> [TAREFAS A REALIZAR]:
1) No texto sobre Paulo Freire, que posição a "Pedagogia do Oprimido" ocupava na lista de livros mais citados nas ciências sociais do estudo de 2016 da London School of Economics?
2) Prossiga o texto sobre Paulo Freire a partir do ponto em que ele termina.

> [TEXTO DE ORIGEM]:
════

18 Setembro 2021
“Tenho certeza de que pelo menos um livro de Paulo Freire é bibliografia obrigatória em pedagogia, educação ou formação de professores, não só na América Latina. E ainda, quando chegamos à realidade da sala de aula, as ideias e propostas do brasileiro tendem a derreter como um cubo de gelo ao sol ... A massificação do sistema, a burocratização das práticas ou o desinteresse dos atores da interface educacional tornam a “aplicação de Freire” muito difícil nos contextos de ensino-aprendizagem atuais. Também não descartamos que alguns pensem que “aplicar Freire” é bagunça dentro da sala de aula...”, escreve Carlos A. Scolari, professor catedrático em Teoria e Análise da Comunicação Digital Interativa no Departamento de Comunicação da Universidade Pompeu Fabra, em Barcelona, Espanha, e coordenador do Programa de Doutorado em Comunicação, da mesma universidade, em artigo publicado por Hipermediaciones, 14-09-2021. A tradução é de Wagner Fernandes de Azevedo.
Nestes dias comemora-se 100 anos do nascimento de Paulo Freire (1921-1997), talvez o pedagogo mais importante do século XX. E não estou exagerando: segundo um estudo realizado na London School of Economics em 2016 a “Pedagogia do Oprimido” (1970) era o terceiro livro mais citado nas ciências sociais dentro de uma lista onde apareciam autores clássicos como Thomas Kuhn, Michel Foucault ou Clifford Geertz. Este êxito do livro de Freire deve-se às inúmeras (re)edições em castelhano, as quais superaram inclusive as originais em português ou as traduções em inglês.
A “Pedagogia do Oprimido” merece estar na lista. É uma obra revolucionária, escrita em um momento revolucionário por um pensador que, sem necessidade de tomar o fuzil e ir para a montanha, desenvolveu um pensamento radical e profundo que ainda hoje surpreende por sua sensibilidade. De certa forma, o livro de Freire compartilhou destino com outro clássico publicado mais ou menos no mesmo ano e pela mesma afortunada editora (Siglo XXI): “Para ler o Pato Donald” (1972), de Ariel Dorfman e Armand Mattelart. Ambos livros foram e seguem sendo, meio século depois, dois sucessos acadêmicos. Se “Para ler o Pato Donald” desvelava os mistérios da ideologia burguesa e explicava como o imperialismo inculcava uma visão de mundo, a “Pedagogia do Oprimido” era a ferramenta ideal para ativar processos de conscientização e colocar em crise essa (falsa) imagem do mundo. O bom do livro de Freire é que essa conscientização não era o resultado de uma transferência linear do conhecimento (desde uma vanguarda iluminada a um sujeito alienado), mas sim o resultado de um diálogo ou comunicação entre-pares.
1. Através da manipulação, as elites dominantes tentam conformar progressivamente as massas a seus objetivos.
2. O diálogo não impõe, não manipula, não domestica, não rotula.
3. Falar de democracia e calar o povo é uma farsa. Falar do humanismo e negar os homens é uma mentira.

════

Dados de anotação de layout:

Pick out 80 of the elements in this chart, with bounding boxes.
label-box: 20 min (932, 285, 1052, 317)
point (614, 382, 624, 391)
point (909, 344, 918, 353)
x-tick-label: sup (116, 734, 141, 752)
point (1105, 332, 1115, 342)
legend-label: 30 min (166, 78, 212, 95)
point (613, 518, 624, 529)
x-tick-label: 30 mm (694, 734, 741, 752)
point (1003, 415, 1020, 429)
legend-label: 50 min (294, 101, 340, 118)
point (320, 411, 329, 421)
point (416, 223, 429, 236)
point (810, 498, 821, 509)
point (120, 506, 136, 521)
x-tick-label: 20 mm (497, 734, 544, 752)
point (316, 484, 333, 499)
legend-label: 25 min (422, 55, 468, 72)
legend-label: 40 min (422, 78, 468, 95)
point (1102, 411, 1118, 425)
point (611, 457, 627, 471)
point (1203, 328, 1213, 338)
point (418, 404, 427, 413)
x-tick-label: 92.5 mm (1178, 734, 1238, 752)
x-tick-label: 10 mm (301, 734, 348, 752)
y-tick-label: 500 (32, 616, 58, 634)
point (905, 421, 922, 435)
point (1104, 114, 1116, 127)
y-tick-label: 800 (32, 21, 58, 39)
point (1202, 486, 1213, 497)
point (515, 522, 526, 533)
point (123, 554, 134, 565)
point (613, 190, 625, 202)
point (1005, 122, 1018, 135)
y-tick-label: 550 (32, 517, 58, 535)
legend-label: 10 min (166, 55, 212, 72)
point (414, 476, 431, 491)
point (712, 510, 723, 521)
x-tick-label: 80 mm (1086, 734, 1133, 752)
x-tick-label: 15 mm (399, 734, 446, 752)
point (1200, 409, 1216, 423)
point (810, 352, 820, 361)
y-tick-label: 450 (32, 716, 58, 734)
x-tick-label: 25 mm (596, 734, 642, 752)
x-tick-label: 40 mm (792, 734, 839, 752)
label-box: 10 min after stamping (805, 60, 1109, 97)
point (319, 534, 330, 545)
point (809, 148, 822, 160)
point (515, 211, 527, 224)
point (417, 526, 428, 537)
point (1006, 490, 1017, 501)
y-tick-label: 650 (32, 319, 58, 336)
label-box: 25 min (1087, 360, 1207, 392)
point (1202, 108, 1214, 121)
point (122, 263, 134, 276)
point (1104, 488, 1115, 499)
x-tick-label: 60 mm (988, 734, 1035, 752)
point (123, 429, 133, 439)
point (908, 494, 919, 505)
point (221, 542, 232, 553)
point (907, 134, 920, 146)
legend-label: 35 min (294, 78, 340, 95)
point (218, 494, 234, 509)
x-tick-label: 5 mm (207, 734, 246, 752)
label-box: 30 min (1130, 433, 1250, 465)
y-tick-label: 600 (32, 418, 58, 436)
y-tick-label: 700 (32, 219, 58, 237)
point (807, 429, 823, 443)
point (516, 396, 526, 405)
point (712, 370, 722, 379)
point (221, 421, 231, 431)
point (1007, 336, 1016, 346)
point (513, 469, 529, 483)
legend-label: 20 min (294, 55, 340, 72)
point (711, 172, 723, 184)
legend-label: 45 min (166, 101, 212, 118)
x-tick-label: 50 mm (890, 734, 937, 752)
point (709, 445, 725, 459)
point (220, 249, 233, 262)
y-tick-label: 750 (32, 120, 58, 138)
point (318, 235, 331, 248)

════

> [AS RESPOSTAS]:
1) Era o terceiro livro mais citado.

2)
4. Matar a vida, freá-la, com a redução dos homens a meras coisas, aliená-los, mistificá-los, violentá-los, é característico dos opressores.
5. Não há homem absolutamente inculto: o homem “se humaniza” expressando e dizendo seu mundo. Aí começa a história e a cultura.
6. Não se faz homens em silêncio, mas na palavra, no trabalho, na ação, na reflexão.
7. Quem atua sobre os homens para doutriná-los, adaptá-los cada vez mais à realidade que deve permanecer intocada, são os opressores.
8. A palavra, por ser lugar de encontro e de reconhecimento das consciências, também o é de reencontro e de reconhecimento de si mesmo.
9. Através de seu permanente fazer transformador da realidade objetiva, os homens simultaneamente criam a história e se fazem seres históricos-sociais.
10. Para dominar, o dominador não tem outra saída senão negar às massas populares a verdadeira práxis. Negando-lhes o direito de dizer sua palavra, de pensar corretamente.
11. Só o diálogo, que envolve pensamento crítico, é capaz de gerá-lo. Sem ela não há comunicação e sem ela não há verdadeira educação.
12. A alfabetização, por tudo isso, é pedagogia: aprender a ler é aprender a dizer a palavra. E a palavra humana imita a palavra divina: é criativa.
13. A invasão cultural, indiscutivelmente alienante, feita discreta ou abertamente, é sempre uma violência na medida em que violenta o ser da cultura invadida, que se encontra ameaçada ou perde definitivamente a sua originalidade.
14. Não existe palavra verdadeira que não seja união indestrutível entre ação e reflexão e, portanto, que não seja práxis. Portanto, dizer a palavra verdadeira está transformando o mundo.
15. A concepção problematizadora e a superação da contradição educador-educando: ninguém educa ninguém – ninguém se educa -, os homens se educam pela mediação do mundo.
Como se vê, o pensamento de Freire expressa um humanismo radicalmente transformador de matriz cristã. Por trás de um aparente “programa de alfabetização”, muito em voga no Terceiro Mundo na década de 1960 dentro do projeto desenvolvimentista, escondia-se uma filosofia de libertação que colocava a palavra e a comunicação no centro de sua práxis emancipatória.
Entrei no mundo-Freire junto com vários colegas graças à professora Mercedes Pallavicini, da Universidade Nacional de Rosario. Como tantos outros autores, os livros do brasileiro haviam sido proibidos durante a ditadura, então acessar esses textos nos primeiros anos de democracia deixava um gostinho de liberdade na boca. O primeiro livro que li de Paulo Freire foi “Comunicação ou Extensão?” . Se bem me lembro, li quase em sincronia com outro clássico latino-americano, “Compreender a comunicação”, de Antonio Pasquali. Se Freire opôs a comunicação à extensão, Pasquali fez o mesmo com a informação à comunicação. Havia duas maneiras de entender a prática comunicativa, uma de cima para baixo e centralizadora, a outra de baixo para cima e democratizante. Não é por acaso que os livros de Freire dialogavam tão bem com os textos em que se propunha o desenvolvimento de uma “comunicação alternativa” nos anos 1970-80.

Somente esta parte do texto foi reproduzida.